-- start of Provided data --
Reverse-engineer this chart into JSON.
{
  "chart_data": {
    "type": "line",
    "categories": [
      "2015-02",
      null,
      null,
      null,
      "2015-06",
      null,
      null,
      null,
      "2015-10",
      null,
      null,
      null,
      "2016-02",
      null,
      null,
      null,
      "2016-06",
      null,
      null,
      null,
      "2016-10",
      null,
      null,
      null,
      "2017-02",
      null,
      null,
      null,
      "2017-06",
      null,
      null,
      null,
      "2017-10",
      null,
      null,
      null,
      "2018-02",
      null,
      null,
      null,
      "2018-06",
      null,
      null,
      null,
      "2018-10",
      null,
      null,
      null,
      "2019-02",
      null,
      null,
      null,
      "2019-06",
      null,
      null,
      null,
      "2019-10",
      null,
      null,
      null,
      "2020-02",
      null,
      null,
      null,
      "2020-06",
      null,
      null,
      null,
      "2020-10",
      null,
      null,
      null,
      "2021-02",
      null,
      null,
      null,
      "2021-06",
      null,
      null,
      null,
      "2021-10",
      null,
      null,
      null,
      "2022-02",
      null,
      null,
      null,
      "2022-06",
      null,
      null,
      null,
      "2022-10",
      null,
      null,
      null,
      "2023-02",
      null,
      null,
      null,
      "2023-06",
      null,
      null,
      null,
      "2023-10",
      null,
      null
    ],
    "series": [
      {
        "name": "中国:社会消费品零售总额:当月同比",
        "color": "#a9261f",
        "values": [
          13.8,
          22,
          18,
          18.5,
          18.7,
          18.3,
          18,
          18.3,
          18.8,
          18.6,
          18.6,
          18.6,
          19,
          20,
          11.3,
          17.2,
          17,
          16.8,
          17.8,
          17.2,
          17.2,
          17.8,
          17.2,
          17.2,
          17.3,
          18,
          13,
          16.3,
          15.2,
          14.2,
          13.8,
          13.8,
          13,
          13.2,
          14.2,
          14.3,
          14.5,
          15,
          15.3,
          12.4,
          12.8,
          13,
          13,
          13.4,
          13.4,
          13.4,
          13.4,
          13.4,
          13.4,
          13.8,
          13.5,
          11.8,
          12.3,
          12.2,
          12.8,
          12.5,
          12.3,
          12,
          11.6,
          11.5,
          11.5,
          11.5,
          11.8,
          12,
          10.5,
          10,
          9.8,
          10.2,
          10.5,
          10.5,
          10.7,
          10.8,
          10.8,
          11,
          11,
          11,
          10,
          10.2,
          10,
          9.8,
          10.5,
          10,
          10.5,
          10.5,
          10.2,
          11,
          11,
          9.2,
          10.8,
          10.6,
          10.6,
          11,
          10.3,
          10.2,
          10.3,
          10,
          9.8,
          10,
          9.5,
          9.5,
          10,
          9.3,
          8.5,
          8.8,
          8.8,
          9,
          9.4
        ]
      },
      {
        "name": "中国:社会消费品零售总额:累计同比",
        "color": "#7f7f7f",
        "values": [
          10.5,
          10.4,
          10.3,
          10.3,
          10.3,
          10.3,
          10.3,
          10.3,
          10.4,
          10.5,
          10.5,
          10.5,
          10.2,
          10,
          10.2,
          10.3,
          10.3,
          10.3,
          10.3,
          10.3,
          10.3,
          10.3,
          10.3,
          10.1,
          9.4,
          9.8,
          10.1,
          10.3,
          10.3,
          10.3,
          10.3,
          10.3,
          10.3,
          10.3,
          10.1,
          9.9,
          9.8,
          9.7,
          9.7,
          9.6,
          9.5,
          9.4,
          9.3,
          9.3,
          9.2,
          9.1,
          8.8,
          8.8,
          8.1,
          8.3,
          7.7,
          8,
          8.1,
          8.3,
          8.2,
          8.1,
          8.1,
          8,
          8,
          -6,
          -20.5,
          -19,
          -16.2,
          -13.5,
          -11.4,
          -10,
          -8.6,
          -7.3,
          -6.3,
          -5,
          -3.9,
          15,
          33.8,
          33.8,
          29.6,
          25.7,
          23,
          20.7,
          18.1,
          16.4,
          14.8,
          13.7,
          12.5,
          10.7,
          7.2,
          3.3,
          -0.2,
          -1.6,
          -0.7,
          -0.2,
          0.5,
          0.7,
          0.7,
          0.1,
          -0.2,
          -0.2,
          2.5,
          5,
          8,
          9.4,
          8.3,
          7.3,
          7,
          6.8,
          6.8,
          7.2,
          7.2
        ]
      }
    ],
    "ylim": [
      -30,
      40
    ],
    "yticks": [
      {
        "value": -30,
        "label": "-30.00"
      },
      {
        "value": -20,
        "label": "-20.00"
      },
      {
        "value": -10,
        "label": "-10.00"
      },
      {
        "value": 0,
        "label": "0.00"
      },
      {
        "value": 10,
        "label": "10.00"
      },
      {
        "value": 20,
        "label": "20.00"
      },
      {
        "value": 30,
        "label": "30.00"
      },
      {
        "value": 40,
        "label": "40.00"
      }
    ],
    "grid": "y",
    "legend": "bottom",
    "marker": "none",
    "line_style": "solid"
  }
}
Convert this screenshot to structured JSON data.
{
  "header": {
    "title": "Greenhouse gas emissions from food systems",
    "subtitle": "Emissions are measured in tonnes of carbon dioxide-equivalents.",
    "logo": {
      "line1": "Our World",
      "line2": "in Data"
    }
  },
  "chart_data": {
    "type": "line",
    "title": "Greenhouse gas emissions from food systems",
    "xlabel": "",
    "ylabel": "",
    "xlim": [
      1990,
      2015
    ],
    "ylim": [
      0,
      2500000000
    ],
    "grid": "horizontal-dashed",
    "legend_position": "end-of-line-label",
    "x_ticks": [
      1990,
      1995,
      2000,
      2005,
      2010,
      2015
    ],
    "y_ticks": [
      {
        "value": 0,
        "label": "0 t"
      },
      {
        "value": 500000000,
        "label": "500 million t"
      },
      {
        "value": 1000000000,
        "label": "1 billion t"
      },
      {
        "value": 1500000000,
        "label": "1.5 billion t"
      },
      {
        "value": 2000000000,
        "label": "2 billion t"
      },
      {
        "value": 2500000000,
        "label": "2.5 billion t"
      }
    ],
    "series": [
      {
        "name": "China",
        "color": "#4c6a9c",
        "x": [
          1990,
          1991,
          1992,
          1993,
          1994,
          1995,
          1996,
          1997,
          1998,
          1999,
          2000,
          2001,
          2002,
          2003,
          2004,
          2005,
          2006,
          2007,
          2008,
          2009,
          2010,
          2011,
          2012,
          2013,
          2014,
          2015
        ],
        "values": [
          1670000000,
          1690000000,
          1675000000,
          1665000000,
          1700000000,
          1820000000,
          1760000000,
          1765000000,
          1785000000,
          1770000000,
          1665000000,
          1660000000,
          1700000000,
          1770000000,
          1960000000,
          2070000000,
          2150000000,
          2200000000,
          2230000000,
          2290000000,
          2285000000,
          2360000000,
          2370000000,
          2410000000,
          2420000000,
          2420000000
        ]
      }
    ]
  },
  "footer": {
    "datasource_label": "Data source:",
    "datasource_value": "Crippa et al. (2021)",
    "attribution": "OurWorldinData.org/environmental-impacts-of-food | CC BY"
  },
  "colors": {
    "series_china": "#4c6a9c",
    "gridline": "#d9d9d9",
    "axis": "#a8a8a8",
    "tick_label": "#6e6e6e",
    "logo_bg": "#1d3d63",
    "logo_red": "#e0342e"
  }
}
-- end of Provided data --
Extract every line above that contains the word "name".

        "name": "中国:社会消费品零售总额:当月同比",
        "name": "中国:社会消费品零售总额:累计同比",
        "name": "China",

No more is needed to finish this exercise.